Short exercise - Copy each of the following lines without changing a single character.

[Some records]
+++++

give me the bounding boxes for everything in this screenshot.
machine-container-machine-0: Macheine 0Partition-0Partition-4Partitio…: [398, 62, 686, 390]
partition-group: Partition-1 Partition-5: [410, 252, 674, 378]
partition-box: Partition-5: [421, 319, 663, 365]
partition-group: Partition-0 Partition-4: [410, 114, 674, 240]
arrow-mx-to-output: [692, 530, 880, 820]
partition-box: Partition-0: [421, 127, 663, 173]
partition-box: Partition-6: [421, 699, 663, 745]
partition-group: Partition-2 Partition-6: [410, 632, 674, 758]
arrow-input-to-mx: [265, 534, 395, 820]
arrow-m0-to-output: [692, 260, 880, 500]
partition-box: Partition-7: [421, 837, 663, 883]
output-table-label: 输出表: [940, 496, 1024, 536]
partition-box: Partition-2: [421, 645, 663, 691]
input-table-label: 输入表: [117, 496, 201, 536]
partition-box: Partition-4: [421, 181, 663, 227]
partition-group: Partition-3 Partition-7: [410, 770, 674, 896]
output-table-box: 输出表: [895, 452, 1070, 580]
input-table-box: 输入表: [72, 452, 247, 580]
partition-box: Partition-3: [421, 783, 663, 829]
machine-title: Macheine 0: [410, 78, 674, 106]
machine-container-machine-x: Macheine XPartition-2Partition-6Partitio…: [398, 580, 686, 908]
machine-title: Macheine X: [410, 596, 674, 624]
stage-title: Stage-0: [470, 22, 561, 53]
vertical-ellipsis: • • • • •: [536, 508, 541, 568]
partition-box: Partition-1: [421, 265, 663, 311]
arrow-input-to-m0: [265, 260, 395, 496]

+++++

Exercise output -
give me the bounding boxes for everything in this screenshot.
machine-container-machine-0: Macheine 0Partition-0Partition-4Partitio…: [398, 62, 686, 390]
partition-group: Partition-1 Partition-5: [410, 252, 674, 378]
partition-box: Partition-5: [421, 319, 663, 365]
partition-group: Partition-0 Partition-4: [410, 114, 674, 240]
arrow-mx-to-output: [692, 530, 880, 820]
partition-box: Partition-0: [421, 127, 663, 173]
partition-box: Partition-6: [421, 699, 663, 745]
partition-group: Partition-2 Partition-6: [410, 632, 674, 758]
arrow-input-to-mx: [265, 534, 395, 820]
arrow-m0-to-output: [692, 260, 880, 500]
partition-box: Partition-7: [421, 837, 663, 883]
output-table-label: 输出表: [940, 496, 1024, 536]
partition-box: Partition-2: [421, 645, 663, 691]
input-table-label: 输入表: [117, 496, 201, 536]
partition-box: Partition-4: [421, 181, 663, 227]
partition-group: Partition-3 Partition-7: [410, 770, 674, 896]
output-table-box: 输出表: [895, 452, 1070, 580]
input-table-box: 输入表: [72, 452, 247, 580]
partition-box: Partition-3: [421, 783, 663, 829]
machine-title: Macheine 0: [410, 78, 674, 106]
machine-container-machine-x: Macheine XPartition-2Partition-6Partitio…: [398, 580, 686, 908]
machine-title: Macheine X: [410, 596, 674, 624]
stage-title: Stage-0: [470, 22, 561, 53]
vertical-ellipsis: • • • • •: [536, 508, 541, 568]
partition-box: Partition-1: [421, 265, 663, 311]
arrow-input-to-m0: [265, 260, 395, 496]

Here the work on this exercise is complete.